▸ **The data**:
Segment Open

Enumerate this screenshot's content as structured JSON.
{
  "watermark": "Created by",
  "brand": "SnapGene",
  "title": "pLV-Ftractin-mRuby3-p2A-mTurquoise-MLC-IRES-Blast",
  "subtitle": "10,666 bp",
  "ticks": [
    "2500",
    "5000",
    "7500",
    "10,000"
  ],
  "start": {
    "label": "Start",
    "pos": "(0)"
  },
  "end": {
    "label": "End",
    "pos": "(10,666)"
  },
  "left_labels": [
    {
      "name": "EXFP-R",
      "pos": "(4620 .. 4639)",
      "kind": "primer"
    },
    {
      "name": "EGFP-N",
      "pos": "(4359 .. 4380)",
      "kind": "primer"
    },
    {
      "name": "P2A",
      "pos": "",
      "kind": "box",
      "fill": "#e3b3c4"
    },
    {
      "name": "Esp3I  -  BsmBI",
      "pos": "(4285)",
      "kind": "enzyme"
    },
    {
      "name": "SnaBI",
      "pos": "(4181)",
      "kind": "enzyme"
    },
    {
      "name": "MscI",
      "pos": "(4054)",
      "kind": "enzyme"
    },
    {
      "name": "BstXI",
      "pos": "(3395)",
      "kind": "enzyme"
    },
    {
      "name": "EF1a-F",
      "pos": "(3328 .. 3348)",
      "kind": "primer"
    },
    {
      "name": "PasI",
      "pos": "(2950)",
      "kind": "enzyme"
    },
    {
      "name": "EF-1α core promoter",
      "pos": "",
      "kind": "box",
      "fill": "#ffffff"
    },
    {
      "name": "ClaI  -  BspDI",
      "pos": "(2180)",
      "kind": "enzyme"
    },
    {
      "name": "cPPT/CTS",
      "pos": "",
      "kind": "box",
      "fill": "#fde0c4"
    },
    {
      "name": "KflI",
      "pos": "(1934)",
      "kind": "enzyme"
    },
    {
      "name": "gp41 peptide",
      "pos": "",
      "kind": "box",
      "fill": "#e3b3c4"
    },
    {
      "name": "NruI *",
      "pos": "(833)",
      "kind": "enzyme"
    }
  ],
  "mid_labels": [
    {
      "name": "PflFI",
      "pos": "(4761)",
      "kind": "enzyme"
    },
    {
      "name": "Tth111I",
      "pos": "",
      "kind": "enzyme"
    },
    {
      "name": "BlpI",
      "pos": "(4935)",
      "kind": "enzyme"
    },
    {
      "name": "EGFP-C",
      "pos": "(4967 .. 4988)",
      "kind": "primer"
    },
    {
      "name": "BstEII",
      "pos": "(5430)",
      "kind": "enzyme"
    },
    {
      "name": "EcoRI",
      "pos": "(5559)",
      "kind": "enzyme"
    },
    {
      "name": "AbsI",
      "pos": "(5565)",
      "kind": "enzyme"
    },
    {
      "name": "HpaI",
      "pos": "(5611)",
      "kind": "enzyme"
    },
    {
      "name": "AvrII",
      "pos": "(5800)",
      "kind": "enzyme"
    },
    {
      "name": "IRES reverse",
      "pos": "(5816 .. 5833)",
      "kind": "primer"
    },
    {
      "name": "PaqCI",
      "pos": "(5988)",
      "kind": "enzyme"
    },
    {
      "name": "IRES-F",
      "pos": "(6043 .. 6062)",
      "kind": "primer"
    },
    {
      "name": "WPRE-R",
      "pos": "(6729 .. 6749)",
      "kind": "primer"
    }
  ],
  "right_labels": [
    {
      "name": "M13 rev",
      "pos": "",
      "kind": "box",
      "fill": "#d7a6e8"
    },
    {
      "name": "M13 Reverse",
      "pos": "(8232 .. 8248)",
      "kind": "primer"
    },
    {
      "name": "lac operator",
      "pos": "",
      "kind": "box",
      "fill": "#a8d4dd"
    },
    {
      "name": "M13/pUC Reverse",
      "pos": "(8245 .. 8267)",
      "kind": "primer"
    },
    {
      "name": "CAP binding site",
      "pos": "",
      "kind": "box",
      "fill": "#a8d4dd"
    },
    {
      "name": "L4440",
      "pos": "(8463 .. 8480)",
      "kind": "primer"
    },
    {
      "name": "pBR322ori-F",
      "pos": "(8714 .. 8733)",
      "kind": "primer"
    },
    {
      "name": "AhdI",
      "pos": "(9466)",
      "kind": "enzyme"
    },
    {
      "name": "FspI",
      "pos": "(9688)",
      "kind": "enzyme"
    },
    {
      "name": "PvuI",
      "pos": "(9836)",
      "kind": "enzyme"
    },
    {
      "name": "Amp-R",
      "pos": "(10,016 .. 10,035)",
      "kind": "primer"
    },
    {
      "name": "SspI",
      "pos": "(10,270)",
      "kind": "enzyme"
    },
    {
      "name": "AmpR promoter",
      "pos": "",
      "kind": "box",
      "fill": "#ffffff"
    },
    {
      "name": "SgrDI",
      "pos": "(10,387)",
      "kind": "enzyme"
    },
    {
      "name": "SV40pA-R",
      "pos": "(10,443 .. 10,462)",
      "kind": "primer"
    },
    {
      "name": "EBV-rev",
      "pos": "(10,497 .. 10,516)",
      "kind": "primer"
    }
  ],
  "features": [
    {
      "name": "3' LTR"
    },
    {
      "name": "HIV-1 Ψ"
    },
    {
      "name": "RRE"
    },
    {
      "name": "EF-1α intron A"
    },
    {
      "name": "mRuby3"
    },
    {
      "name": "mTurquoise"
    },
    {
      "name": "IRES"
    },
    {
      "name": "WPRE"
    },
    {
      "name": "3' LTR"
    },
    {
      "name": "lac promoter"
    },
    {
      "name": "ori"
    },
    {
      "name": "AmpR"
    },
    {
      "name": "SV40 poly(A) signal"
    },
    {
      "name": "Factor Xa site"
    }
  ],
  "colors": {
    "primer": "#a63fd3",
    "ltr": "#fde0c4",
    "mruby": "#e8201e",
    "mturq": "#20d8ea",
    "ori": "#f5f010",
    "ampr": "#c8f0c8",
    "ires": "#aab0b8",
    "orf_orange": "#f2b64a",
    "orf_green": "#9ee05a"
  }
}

Segment Closed

▸ **Task goal**: All of the data needs to be reproduced exactly, with no line missing.

▸ **Completed task**:
Enumerate this screenshot's content as structured JSON.
{
  "watermark": "Created by",
  "brand": "SnapGene",
  "title": "pLV-Ftractin-mRuby3-p2A-mTurquoise-MLC-IRES-Blast",
  "subtitle": "10,666 bp",
  "ticks": [
    "2500",
    "5000",
    "7500",
    "10,000"
  ],
  "start": {
    "label": "Start",
    "pos": "(0)"
  },
  "end": {
    "label": "End",
    "pos": "(10,666)"
  },
  "left_labels": [
    {
      "name": "EXFP-R",
      "pos": "(4620 .. 4639)",
      "kind": "primer"
    },
    {
      "name": "EGFP-N",
      "pos": "(4359 .. 4380)",
      "kind": "primer"
    },
    {
      "name": "P2A",
      "pos": "",
      "kind": "box",
      "fill": "#e3b3c4"
    },
    {
      "name": "Esp3I  -  BsmBI",
      "pos": "(4285)",
      "kind": "enzyme"
    },
    {
      "name": "SnaBI",
      "pos": "(4181)",
      "kind": "enzyme"
    },
    {
      "name": "MscI",
      "pos": "(4054)",
      "kind": "enzyme"
    },
    {
      "name": "BstXI",
      "pos": "(3395)",
      "kind": "enzyme"
    },
    {
      "name": "EF1a-F",
      "pos": "(3328 .. 3348)",
      "kind": "primer"
    },
    {
      "name": "PasI",
      "pos": "(2950)",
      "kind": "enzyme"
    },
    {
      "name": "EF-1α core promoter",
      "pos": "",
      "kind": "box",
      "fill": "#ffffff"
    },
    {
      "name": "ClaI  -  BspDI",
      "pos": "(2180)",
      "kind": "enzyme"
    },
    {
      "name": "cPPT/CTS",
      "pos": "",
      "kind": "box",
      "fill": "#fde0c4"
    },
    {
      "name": "KflI",
      "pos": "(1934)",
      "kind": "enzyme"
    },
    {
      "name": "gp41 peptide",
      "pos": "",
      "kind": "box",
      "fill": "#e3b3c4"
    },
    {
      "name": "NruI *",
      "pos": "(833)",
      "kind": "enzyme"
    }
  ],
  "mid_labels": [
    {
      "name": "PflFI",
      "pos": "(4761)",
      "kind": "enzyme"
    },
    {
      "name": "Tth111I",
      "pos": "",
      "kind": "enzyme"
    },
    {
      "name": "BlpI",
      "pos": "(4935)",
      "kind": "enzyme"
    },
    {
      "name": "EGFP-C",
      "pos": "(4967 .. 4988)",
      "kind": "primer"
    },
    {
      "name": "BstEII",
      "pos": "(5430)",
      "kind": "enzyme"
    },
    {
      "name": "EcoRI",
      "pos": "(5559)",
      "kind": "enzyme"
    },
    {
      "name": "AbsI",
      "pos": "(5565)",
      "kind": "enzyme"
    },
    {
      "name": "HpaI",
      "pos": "(5611)",
      "kind": "enzyme"
    },
    {
      "name": "AvrII",
      "pos": "(5800)",
      "kind": "enzyme"
    },
    {
      "name": "IRES reverse",
      "pos": "(5816 .. 5833)",
      "kind": "primer"
    },
    {
      "name": "PaqCI",
      "pos": "(5988)",
      "kind": "enzyme"
    },
    {
      "name": "IRES-F",
      "pos": "(6043 .. 6062)",
      "kind": "primer"
    },
    {
      "name": "WPRE-R",
      "pos": "(6729 .. 6749)",
      "kind": "primer"
    }
  ],
  "right_labels": [
    {
      "name": "M13 rev",
      "pos": "",
      "kind": "box",
      "fill": "#d7a6e8"
    },
    {
      "name": "M13 Reverse",
      "pos": "(8232 .. 8248)",
      "kind": "primer"
    },
    {
      "name": "lac operator",
      "pos": "",
      "kind": "box",
      "fill": "#a8d4dd"
    },
    {
      "name": "M13/pUC Reverse",
      "pos": "(8245 .. 8267)",
      "kind": "primer"
    },
    {
      "name": "CAP binding site",
      "pos": "",
      "kind": "box",
      "fill": "#a8d4dd"
    },
    {
      "name": "L4440",
      "pos": "(8463 .. 8480)",
      "kind": "primer"
    },
    {
      "name": "pBR322ori-F",
      "pos": "(8714 .. 8733)",
      "kind": "primer"
    },
    {
      "name": "AhdI",
      "pos": "(9466)",
      "kind": "enzyme"
    },
    {
      "name": "FspI",
      "pos": "(9688)",
      "kind": "enzyme"
    },
    {
      "name": "PvuI",
      "pos": "(9836)",
      "kind": "enzyme"
    },
    {
      "name": "Amp-R",
      "pos": "(10,016 .. 10,035)",
      "kind": "primer"
    },
    {
      "name": "SspI",
      "pos": "(10,270)",
      "kind": "enzyme"
    },
    {
      "name": "AmpR promoter",
      "pos": "",
      "kind": "box",
      "fill": "#ffffff"
    },
    {
      "name": "SgrDI",
      "pos": "(10,387)",
      "kind": "enzyme"
    },
    {
      "name": "SV40pA-R",
      "pos": "(10,443 .. 10,462)",
      "kind": "primer"
    },
    {
      "name": "EBV-rev",
      "pos": "(10,497 .. 10,516)",
      "kind": "primer"
    }
  ],
  "features": [
    {
      "name": "3' LTR"
    },
    {
      "name": "HIV-1 Ψ"
    },
    {
      "name": "RRE"
    },
    {
      "name": "EF-1α intron A"
    },
    {
      "name": "mRuby3"
    },
    {
      "name": "mTurquoise"
    },
    {
      "name": "IRES"
    },
    {
      "name": "WPRE"
    },
    {
      "name": "3' LTR"
    },
    {
      "name": "lac promoter"
    },
    {
      "name": "ori"
    },
    {
      "name": "AmpR"
    },
    {
      "name": "SV40 poly(A) signal"
    },
    {
      "name": "Factor Xa site"
    }
  ],
  "colors": {
    "primer": "#a63fd3",
    "ltr": "#fde0c4",
    "mruby": "#e8201e",
    "mturq": "#20d8ea",
    "ori": "#f5f010",
    "ampr": "#c8f0c8",
    "ires": "#aab0b8",
    "orf_orange": "#f2b64a",
    "orf_green": "#9ee05a"
  }
}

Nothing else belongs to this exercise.